> _Do this_:
Please write out the material that follows, exactly as it stands.

> _Records for this task_:
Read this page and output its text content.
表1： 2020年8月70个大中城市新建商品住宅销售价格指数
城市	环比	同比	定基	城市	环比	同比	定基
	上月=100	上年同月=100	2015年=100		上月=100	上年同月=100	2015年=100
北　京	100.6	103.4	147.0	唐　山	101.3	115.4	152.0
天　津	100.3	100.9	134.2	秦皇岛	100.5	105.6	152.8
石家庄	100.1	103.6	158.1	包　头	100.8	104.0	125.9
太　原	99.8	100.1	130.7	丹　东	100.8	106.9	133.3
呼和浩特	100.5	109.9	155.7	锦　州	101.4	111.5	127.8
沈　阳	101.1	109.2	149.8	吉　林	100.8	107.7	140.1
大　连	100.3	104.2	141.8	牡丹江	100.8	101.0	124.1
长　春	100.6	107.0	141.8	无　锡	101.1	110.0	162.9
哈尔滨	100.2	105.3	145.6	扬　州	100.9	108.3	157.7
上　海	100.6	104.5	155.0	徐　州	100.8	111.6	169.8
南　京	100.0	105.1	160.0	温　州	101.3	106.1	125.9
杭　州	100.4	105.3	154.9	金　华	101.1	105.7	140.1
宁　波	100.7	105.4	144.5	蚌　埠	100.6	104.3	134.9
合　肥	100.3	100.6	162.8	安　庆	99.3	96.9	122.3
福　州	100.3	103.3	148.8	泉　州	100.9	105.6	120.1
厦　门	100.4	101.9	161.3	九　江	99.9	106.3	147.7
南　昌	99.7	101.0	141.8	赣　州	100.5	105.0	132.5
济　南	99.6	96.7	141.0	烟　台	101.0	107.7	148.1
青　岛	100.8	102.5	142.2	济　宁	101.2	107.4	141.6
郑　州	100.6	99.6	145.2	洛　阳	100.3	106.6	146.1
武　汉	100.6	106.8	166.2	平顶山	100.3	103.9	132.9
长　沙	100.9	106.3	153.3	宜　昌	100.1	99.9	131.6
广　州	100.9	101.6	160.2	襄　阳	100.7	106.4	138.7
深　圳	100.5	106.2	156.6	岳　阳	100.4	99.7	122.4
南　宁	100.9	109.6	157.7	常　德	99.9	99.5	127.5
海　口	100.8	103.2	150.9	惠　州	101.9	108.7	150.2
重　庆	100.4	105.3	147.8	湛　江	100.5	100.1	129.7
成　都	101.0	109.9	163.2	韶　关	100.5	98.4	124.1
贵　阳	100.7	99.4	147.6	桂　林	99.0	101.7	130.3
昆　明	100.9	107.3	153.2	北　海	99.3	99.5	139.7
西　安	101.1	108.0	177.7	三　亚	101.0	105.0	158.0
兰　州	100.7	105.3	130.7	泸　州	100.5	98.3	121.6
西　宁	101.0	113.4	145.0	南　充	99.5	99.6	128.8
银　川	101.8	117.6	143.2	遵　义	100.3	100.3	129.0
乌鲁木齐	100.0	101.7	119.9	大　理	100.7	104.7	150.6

> _Expected answer_:
Read this page and output its text content.
表1： 2020年8月70个大中城市新建商品住宅销售价格指数
城市	环比	同比	定基	城市	环比	同比	定基
	上月=100	上年同月=100	2015年=100		上月=100	上年同月=100	2015年=100
北　京	100.6	103.4	147.0	唐　山	101.3	115.4	152.0
天　津	100.3	100.9	134.2	秦皇岛	100.5	105.6	152.8
石家庄	100.1	103.6	158.1	包　头	100.8	104.0	125.9
太　原	99.8	100.1	130.7	丹　东	100.8	106.9	133.3
呼和浩特	100.5	109.9	155.7	锦　州	101.4	111.5	127.8
沈　阳	101.1	109.2	149.8	吉　林	100.8	107.7	140.1
大　连	100.3	104.2	141.8	牡丹江	100.8	101.0	124.1
长　春	100.6	107.0	141.8	无　锡	101.1	110.0	162.9
哈尔滨	100.2	105.3	145.6	扬　州	100.9	108.3	157.7
上　海	100.6	104.5	155.0	徐　州	100.8	111.6	169.8
南　京	100.0	105.1	160.0	温　州	101.3	106.1	125.9
杭　州	100.4	105.3	154.9	金　华	101.1	105.7	140.1
宁　波	100.7	105.4	144.5	蚌　埠	100.6	104.3	134.9
合　肥	100.3	100.6	162.8	安　庆	99.3	96.9	122.3
福　州	100.3	103.3	148.8	泉　州	100.9	105.6	120.1
厦　门	100.4	101.9	161.3	九　江	99.9	106.3	147.7
南　昌	99.7	101.0	141.8	赣　州	100.5	105.0	132.5
济　南	99.6	96.7	141.0	烟　台	101.0	107.7	148.1
青　岛	100.8	102.5	142.2	济　宁	101.2	107.4	141.6
郑　州	100.6	99.6	145.2	洛　阳	100.3	106.6	146.1
武　汉	100.6	106.8	166.2	平顶山	100.3	103.9	132.9
长　沙	100.9	106.3	153.3	宜　昌	100.1	99.9	131.6
广　州	100.9	101.6	160.2	襄　阳	100.7	106.4	138.7
深　圳	100.5	106.2	156.6	岳　阳	100.4	99.7	122.4
南　宁	100.9	109.6	157.7	常　德	99.9	99.5	127.5
海　口	100.8	103.2	150.9	惠　州	101.9	108.7	150.2
重　庆	100.4	105.3	147.8	湛　江	100.5	100.1	129.7
成　都	101.0	109.9	163.2	韶　关	100.5	98.4	124.1
贵　阳	100.7	99.4	147.6	桂　林	99.0	101.7	130.3
昆　明	100.9	107.3	153.2	北　海	99.3	99.5	139.7
西　安	101.1	108.0	177.7	三　亚	101.0	105.0	158.0
兰　州	100.7	105.3	130.7	泸　州	100.5	98.3	121.6
西　宁	101.0	113.4	145.0	南　充	99.5	99.6	128.8
银　川	101.8	117.6	143.2	遵　义	100.3	100.3	129.0
乌鲁木齐	100.0	101.7	119.9	大　理	100.7	104.7	150.6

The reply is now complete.